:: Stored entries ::

※

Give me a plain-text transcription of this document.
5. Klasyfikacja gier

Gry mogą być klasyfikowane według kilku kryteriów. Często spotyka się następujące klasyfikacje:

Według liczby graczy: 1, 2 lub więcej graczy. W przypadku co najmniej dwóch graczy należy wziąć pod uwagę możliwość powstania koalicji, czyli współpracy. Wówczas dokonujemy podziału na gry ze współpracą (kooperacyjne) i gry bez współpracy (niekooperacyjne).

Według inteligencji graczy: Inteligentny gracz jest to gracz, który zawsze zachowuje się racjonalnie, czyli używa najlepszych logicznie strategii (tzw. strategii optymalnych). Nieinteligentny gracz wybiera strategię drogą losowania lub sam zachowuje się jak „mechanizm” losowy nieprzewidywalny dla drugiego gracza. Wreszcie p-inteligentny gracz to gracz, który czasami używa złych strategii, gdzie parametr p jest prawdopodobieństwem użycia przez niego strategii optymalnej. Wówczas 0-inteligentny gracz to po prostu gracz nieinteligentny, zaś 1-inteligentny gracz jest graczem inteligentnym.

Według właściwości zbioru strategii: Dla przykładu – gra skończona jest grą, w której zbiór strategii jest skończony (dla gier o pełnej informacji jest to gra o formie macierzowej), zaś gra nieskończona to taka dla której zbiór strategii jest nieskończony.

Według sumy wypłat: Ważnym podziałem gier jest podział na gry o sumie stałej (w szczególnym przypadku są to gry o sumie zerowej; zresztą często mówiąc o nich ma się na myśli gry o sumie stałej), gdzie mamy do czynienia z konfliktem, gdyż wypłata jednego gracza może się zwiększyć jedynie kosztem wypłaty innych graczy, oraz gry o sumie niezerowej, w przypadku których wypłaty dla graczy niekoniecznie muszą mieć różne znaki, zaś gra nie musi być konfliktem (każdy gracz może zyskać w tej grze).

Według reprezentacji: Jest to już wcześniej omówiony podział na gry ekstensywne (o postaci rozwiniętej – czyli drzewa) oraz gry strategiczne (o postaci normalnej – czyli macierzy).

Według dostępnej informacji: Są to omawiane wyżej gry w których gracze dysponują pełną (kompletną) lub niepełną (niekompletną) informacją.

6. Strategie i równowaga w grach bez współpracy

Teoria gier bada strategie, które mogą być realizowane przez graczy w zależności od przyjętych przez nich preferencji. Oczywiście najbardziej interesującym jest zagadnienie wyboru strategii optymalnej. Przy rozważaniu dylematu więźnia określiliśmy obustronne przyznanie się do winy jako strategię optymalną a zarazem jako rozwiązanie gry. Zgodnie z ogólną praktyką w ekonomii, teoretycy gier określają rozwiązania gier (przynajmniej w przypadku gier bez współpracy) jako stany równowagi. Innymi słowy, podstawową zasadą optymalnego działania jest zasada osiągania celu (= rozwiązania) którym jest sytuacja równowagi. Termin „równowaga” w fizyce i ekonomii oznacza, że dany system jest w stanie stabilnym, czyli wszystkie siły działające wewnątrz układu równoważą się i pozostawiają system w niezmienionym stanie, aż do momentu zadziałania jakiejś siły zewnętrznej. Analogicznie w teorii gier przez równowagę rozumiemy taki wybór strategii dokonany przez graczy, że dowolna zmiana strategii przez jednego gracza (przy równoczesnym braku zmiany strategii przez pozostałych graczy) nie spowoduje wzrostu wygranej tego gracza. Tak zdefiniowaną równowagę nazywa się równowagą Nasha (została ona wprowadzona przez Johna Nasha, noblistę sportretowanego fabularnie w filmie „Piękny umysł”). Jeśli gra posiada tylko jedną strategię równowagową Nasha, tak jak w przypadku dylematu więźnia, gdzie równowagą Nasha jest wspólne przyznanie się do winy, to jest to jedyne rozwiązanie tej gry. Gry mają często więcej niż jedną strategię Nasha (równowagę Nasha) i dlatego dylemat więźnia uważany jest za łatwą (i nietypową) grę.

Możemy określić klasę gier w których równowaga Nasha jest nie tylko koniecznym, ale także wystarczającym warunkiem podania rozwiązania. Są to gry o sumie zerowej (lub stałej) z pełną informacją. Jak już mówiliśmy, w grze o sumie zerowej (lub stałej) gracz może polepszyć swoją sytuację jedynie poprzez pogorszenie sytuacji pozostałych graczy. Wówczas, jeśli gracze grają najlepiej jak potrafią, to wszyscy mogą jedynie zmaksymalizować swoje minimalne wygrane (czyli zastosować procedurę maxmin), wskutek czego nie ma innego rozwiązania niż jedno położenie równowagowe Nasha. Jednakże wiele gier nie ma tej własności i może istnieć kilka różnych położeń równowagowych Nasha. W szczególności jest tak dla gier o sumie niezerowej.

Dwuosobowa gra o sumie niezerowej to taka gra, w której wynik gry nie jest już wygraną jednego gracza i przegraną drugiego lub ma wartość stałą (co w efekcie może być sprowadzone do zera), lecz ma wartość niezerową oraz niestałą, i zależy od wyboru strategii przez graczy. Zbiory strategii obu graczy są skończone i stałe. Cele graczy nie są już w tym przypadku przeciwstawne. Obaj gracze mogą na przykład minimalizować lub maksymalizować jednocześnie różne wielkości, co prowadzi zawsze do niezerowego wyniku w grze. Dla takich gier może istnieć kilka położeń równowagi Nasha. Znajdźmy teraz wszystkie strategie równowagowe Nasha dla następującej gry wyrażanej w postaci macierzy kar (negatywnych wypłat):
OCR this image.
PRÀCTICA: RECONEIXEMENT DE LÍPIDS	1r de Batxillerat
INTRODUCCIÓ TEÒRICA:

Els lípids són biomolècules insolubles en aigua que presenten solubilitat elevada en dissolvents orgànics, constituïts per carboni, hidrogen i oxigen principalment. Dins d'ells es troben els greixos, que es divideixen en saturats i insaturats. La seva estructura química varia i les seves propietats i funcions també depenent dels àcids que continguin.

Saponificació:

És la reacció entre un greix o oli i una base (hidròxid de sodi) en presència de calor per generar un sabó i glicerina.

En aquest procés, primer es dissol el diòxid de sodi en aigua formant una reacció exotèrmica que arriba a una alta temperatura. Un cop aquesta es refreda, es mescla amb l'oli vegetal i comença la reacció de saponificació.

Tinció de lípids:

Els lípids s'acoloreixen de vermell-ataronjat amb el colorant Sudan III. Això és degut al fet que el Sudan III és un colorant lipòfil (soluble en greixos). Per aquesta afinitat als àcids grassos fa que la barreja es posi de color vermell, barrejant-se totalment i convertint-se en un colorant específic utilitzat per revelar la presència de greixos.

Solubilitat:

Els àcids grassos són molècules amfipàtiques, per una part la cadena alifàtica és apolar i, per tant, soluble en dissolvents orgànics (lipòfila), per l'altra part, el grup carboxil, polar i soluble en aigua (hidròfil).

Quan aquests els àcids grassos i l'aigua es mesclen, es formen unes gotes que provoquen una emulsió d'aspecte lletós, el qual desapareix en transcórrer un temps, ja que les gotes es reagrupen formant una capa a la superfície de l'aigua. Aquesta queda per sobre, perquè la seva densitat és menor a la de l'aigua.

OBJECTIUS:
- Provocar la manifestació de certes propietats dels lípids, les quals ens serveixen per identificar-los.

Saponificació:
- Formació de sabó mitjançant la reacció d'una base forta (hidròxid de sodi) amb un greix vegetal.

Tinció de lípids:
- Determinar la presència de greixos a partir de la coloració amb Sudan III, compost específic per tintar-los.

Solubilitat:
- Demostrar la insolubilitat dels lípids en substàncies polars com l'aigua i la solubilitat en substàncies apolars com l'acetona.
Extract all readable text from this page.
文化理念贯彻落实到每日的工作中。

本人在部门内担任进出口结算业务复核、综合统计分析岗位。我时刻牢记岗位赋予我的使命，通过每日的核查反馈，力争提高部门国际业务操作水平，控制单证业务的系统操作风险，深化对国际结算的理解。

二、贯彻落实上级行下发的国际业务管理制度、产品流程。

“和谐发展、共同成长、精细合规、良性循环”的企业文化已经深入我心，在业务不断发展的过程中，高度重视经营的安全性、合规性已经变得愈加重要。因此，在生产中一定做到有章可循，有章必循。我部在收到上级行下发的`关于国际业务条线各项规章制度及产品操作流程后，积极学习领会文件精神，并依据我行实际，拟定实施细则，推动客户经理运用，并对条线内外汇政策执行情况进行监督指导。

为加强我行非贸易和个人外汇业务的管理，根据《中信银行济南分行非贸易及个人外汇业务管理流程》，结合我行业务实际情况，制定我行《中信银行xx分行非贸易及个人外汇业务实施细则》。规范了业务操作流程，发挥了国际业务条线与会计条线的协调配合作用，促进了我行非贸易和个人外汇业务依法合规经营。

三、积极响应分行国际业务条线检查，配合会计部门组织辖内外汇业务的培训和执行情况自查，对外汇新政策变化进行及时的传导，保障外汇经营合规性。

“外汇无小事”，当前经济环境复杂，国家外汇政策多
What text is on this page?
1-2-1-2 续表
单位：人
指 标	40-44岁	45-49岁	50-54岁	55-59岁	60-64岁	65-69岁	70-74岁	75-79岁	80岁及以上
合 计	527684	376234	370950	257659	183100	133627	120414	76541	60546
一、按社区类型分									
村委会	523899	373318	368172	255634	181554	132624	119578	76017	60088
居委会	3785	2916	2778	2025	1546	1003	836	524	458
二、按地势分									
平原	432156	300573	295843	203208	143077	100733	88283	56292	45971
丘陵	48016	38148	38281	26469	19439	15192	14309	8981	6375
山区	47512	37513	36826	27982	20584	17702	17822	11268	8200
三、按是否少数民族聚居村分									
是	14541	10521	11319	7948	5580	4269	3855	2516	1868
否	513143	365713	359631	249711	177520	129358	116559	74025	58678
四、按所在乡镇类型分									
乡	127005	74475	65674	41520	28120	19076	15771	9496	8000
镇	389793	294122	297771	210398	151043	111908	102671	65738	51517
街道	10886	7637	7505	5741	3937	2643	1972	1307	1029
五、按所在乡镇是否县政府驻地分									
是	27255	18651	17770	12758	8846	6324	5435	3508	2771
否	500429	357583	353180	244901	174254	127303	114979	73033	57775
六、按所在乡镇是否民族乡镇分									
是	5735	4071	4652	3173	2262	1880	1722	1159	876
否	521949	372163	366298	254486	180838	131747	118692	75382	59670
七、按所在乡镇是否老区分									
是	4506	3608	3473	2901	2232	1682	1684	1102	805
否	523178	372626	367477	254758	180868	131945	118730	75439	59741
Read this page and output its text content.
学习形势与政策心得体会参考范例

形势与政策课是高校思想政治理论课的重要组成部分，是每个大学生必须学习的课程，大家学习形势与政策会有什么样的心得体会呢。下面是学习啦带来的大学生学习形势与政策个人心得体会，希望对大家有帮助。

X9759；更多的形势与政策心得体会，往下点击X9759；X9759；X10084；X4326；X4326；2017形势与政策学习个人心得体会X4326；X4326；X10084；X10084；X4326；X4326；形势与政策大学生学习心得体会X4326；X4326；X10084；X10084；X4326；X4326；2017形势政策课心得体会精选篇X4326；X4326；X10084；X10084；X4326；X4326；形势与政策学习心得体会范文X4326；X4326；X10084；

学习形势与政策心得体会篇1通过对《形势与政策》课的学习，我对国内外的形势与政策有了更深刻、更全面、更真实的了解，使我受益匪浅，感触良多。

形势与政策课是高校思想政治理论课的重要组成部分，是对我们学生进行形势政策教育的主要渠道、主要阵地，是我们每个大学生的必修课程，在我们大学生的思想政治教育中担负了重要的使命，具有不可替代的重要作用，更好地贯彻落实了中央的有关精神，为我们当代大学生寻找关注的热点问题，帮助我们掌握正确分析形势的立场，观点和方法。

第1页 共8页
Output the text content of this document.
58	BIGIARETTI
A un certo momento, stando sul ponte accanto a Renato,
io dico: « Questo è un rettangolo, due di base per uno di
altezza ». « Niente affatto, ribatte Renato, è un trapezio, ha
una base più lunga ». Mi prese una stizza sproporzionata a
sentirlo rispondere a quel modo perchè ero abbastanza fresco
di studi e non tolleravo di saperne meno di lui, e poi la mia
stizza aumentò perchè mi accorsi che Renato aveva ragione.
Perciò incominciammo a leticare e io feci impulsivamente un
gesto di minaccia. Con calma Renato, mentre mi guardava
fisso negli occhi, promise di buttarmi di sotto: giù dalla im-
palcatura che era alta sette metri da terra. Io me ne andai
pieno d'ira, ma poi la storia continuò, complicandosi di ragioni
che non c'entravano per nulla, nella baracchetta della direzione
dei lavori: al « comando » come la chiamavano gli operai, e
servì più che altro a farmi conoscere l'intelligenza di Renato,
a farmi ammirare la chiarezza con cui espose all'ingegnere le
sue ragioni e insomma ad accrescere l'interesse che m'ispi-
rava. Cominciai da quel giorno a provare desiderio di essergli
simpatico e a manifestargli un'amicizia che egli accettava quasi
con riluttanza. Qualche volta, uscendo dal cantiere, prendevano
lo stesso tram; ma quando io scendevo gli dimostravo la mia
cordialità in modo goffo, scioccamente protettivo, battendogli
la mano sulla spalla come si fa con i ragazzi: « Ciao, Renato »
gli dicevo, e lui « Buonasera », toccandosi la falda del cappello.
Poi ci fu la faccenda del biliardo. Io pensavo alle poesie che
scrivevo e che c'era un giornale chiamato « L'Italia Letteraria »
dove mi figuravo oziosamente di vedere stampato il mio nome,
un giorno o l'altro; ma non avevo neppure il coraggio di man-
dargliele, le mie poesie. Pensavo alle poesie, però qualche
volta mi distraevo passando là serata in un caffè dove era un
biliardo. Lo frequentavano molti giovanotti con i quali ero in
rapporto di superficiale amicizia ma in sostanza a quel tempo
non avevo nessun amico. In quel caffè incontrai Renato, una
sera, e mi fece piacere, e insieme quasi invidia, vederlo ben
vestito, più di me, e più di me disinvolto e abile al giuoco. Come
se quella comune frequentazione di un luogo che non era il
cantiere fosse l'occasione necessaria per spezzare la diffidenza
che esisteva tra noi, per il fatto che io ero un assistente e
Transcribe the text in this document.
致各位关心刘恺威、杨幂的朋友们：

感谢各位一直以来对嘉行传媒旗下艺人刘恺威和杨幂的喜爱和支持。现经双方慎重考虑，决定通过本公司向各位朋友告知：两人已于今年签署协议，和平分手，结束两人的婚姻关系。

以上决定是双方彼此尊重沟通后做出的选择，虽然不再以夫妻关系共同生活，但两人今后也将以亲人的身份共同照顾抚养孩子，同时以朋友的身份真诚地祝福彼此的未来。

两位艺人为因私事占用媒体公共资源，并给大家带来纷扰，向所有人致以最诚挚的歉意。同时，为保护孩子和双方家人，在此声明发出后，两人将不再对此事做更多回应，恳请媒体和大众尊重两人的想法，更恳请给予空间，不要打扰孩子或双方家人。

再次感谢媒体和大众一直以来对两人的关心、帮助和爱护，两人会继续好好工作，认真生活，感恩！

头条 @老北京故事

※

:: PROBLEM TO WORK ON ::
List every line above containing the word "específic".

:: TASK RESULT ::
Els lípids s'acoloreixen de vermell-ataronjat amb el colorant Sudan III. Això és degut al fet que el Sudan III és un colorant lipòfil (soluble en greixos). Per aquesta afinitat als àcids grassos fa que la barreja es posi de color vermell, barrejant-se totalment i convertint-se en un colorant específic utilitzat per revelar la presència de greixos.
- Determinar la presència de greixos a partir de la coloració amb Sudan III, compost específic per tintar-los.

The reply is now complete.